# Task brief:
Answer these questions from the Gladiator J6 build notes:
1. By about how much do the half etched lines on the splasher tops differ from those on the floor etch?
2. How was the slice of tube shaped before the top was soldered on?
3. What part was made up and fitted to the cab?

# Selected excerpt:
Gladiator J6 Cab floor

You can see the half etch lines in the shot above. What isn’t apparent is that the half etched lines in the splasher tops are approx. 3mm different from those on the floor etch. I cut at the splasher lines first but needed to cut at the floor lines to get it to fit so anyone else building one of these as a 536 series you need to ignore the lines on the splasher tops and use those on the floor etch.
Once I had it a good fit in the cab, I added the splasher top sandbox filler plates and the fillers themselves. Curiously the splasher tops and the half etched sandbox top plates have a recess/hole for the top which I can only assume is for location purposes as the filler cap needs to be slightly proud of the splasher top. Like those on the front I cut a slice of tube and gently squashed it into an oval with pliers before soldering the top on.

Gladiator J6 Cab floor and Splashers

I made up the reverser and fitted it to the cab.

[Collection entries]
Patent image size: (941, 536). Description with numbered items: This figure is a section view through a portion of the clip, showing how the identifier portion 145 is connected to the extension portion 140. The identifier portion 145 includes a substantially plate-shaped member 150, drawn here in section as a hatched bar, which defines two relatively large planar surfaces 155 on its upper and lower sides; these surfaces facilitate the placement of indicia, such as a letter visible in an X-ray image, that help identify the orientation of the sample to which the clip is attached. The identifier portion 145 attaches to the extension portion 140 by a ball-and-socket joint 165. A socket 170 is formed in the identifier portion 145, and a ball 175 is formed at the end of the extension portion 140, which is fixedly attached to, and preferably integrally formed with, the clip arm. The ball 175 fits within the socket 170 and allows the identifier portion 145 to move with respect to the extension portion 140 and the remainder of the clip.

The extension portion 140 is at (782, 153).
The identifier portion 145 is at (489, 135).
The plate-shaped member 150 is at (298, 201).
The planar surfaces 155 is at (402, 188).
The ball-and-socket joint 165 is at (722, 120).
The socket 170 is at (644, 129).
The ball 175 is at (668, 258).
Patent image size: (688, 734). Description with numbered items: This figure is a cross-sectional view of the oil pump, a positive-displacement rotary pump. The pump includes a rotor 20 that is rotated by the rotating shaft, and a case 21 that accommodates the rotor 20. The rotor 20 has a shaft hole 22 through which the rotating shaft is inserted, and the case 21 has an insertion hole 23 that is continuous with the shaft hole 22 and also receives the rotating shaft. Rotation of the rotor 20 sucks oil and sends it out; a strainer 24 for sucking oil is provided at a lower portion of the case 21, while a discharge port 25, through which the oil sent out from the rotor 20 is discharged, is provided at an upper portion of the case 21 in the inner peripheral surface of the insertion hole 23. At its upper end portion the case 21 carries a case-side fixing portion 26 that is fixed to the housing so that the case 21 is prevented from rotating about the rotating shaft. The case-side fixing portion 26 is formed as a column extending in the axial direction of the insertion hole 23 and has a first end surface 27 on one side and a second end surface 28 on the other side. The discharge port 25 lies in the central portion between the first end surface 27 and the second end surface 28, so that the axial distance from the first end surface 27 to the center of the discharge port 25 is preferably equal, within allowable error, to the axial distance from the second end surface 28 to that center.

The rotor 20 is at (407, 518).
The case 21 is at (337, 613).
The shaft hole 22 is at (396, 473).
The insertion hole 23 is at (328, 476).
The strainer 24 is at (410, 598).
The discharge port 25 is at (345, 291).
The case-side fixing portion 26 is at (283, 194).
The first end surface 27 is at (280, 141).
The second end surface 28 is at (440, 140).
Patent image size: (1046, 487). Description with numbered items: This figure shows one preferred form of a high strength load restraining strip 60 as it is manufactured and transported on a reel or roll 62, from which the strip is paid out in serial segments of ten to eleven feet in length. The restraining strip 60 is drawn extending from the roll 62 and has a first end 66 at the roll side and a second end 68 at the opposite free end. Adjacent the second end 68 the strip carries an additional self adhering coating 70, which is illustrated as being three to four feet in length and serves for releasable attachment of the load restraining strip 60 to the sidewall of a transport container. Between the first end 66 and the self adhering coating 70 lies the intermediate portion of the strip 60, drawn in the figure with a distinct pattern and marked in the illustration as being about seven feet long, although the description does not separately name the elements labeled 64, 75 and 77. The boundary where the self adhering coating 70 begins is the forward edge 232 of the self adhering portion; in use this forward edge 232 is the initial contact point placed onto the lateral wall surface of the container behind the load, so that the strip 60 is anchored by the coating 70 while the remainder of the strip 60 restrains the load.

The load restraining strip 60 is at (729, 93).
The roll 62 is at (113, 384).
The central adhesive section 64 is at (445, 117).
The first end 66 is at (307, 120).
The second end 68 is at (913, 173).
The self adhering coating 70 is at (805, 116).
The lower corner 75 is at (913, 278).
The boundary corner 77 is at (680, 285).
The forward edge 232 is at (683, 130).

# Written answer:
1. Approximately 3mm.
2. It was gently squashed into an oval with pliers.
3. The reverser.